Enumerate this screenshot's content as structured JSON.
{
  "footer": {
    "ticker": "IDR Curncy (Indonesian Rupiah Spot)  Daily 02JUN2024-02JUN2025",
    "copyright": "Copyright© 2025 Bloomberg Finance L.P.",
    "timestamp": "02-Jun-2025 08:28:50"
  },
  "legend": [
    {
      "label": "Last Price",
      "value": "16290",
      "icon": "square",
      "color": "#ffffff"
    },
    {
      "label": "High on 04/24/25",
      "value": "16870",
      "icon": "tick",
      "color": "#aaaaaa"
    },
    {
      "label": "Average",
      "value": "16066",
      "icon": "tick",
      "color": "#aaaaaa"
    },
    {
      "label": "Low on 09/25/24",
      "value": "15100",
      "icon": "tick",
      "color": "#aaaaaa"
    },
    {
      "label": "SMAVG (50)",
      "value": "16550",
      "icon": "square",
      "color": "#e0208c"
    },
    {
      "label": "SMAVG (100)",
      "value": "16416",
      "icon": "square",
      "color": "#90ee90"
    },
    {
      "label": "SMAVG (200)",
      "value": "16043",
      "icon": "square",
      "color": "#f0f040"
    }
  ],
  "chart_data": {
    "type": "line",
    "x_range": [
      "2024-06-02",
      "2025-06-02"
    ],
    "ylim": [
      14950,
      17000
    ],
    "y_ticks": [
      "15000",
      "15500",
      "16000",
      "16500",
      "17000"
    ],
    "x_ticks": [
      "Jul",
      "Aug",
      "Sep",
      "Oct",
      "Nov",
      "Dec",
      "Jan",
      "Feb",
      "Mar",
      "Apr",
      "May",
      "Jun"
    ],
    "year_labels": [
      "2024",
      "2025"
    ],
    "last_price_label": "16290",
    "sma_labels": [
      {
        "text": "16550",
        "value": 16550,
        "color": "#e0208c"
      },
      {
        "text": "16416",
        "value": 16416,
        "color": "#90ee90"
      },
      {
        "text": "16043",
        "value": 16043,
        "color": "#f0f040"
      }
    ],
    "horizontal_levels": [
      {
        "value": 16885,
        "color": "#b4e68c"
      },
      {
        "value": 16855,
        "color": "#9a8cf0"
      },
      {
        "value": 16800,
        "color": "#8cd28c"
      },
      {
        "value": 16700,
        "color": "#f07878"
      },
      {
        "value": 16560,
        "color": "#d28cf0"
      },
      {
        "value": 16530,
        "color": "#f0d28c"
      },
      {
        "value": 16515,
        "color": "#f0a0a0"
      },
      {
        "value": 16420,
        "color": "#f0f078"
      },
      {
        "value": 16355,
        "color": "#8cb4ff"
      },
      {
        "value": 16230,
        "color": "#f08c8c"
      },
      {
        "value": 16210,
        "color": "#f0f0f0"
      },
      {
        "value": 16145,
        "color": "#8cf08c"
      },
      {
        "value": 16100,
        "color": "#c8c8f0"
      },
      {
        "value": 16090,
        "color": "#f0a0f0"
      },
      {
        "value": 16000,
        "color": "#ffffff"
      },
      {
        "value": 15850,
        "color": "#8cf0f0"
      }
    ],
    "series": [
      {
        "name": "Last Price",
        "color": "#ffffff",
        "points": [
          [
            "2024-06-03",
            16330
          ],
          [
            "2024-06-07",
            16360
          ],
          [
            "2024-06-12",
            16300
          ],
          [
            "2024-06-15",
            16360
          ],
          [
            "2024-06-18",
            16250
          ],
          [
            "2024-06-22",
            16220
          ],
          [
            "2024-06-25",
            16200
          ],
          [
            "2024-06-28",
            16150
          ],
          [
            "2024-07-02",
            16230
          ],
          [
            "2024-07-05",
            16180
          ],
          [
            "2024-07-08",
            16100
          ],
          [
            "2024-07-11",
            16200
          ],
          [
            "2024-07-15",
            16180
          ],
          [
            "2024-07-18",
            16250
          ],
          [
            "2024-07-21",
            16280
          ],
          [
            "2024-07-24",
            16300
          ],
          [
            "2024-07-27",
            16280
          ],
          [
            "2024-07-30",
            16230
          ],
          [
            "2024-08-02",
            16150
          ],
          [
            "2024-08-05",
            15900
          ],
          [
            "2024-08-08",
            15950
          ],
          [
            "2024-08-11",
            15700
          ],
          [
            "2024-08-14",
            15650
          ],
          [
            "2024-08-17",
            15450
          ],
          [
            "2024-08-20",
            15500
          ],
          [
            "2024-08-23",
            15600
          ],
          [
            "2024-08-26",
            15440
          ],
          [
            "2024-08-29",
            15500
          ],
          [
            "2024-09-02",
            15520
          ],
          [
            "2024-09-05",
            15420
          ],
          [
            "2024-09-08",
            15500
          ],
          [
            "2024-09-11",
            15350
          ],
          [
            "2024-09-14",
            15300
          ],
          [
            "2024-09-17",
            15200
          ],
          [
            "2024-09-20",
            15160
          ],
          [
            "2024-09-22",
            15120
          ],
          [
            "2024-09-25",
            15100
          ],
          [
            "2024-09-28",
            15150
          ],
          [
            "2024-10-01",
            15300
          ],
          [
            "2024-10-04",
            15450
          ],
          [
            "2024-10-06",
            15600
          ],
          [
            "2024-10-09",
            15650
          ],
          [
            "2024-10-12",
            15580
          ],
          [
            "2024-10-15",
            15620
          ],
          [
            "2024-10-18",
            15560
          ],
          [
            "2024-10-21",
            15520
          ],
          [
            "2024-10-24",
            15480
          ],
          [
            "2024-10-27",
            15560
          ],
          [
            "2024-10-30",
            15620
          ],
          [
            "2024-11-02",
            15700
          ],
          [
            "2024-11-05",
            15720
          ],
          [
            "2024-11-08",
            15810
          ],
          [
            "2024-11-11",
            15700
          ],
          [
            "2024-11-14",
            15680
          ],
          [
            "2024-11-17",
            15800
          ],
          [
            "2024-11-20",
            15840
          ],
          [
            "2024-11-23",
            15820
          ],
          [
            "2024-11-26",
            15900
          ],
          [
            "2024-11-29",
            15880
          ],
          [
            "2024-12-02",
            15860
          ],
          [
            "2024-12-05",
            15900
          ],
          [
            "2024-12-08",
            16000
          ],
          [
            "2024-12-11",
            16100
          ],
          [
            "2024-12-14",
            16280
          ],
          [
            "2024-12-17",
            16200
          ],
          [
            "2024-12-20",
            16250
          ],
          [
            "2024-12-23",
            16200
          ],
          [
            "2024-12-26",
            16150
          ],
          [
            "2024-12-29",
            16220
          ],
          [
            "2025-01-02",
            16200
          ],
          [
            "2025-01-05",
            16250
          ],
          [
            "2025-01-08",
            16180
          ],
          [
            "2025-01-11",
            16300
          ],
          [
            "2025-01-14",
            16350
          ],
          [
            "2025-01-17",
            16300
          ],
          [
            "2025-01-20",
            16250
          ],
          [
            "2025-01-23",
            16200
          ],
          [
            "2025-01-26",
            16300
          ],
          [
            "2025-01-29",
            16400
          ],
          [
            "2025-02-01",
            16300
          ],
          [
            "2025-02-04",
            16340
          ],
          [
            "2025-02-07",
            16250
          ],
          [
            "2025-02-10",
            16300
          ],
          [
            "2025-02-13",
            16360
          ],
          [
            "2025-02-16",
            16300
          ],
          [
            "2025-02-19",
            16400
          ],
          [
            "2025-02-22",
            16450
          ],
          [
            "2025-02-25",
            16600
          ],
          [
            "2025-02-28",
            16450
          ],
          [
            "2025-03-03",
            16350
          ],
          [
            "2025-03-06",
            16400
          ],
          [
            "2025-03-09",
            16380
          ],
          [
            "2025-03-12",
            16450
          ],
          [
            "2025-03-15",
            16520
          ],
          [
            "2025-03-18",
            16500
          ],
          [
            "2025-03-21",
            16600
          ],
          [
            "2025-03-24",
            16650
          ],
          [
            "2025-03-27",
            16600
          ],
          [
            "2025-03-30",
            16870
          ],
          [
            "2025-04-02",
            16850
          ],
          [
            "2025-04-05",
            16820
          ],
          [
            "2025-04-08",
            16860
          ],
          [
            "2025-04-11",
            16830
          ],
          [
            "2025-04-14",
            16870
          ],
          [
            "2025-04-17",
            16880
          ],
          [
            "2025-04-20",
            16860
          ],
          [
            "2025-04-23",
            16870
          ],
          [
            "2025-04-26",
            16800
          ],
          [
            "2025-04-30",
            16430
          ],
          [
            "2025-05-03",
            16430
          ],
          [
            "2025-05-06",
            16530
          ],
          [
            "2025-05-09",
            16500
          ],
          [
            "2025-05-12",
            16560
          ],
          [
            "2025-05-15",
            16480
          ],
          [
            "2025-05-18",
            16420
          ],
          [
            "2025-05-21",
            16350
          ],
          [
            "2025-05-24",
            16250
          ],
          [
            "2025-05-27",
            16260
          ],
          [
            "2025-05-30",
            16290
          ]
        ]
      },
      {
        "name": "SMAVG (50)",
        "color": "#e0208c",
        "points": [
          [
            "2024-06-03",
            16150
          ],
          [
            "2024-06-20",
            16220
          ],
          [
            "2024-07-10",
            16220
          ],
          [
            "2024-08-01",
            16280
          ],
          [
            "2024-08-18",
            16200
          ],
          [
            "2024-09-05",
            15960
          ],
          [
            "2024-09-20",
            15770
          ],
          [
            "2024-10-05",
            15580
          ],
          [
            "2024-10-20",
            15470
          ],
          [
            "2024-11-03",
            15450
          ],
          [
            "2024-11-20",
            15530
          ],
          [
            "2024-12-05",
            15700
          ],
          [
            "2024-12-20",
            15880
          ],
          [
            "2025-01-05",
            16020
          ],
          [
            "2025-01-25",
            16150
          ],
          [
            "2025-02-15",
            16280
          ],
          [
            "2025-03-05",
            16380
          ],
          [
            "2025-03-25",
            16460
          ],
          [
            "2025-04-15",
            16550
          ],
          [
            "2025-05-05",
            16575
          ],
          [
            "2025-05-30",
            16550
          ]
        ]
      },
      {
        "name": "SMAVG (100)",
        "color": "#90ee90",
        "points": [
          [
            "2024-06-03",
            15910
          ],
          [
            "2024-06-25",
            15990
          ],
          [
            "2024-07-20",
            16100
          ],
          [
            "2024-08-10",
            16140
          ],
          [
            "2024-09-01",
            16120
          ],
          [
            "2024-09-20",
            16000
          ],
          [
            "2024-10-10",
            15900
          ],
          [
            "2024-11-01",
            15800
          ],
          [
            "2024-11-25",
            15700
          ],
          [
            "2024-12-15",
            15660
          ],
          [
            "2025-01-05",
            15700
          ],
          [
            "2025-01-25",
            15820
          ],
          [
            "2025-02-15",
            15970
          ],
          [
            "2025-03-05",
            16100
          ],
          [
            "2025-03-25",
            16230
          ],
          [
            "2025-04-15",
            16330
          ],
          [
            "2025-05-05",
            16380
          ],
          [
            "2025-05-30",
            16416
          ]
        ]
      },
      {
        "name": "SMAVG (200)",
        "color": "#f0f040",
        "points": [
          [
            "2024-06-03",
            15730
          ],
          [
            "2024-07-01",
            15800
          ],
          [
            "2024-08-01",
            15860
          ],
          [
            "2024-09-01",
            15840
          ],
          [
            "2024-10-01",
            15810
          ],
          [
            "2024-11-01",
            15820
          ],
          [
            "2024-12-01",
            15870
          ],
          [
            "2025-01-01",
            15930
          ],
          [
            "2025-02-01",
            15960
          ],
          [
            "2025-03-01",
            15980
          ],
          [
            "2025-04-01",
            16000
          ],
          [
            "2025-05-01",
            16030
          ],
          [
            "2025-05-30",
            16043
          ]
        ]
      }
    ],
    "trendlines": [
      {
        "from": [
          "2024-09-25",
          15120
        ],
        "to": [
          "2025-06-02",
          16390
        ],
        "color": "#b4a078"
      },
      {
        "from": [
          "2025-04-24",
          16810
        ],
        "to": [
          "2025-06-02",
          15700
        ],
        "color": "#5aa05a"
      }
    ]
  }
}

______

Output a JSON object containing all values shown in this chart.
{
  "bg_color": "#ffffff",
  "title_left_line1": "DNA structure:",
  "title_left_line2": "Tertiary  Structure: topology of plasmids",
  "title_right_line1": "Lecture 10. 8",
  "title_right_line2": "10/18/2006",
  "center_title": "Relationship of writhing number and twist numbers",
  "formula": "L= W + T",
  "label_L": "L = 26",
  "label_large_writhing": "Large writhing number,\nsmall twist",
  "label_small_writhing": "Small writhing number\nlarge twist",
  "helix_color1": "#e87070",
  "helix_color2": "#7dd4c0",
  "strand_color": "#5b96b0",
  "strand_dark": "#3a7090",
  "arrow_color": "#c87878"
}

______

# Task
Provide the number of lines in these entries that hold the word "JSON", without any accompanying text.

# Response
2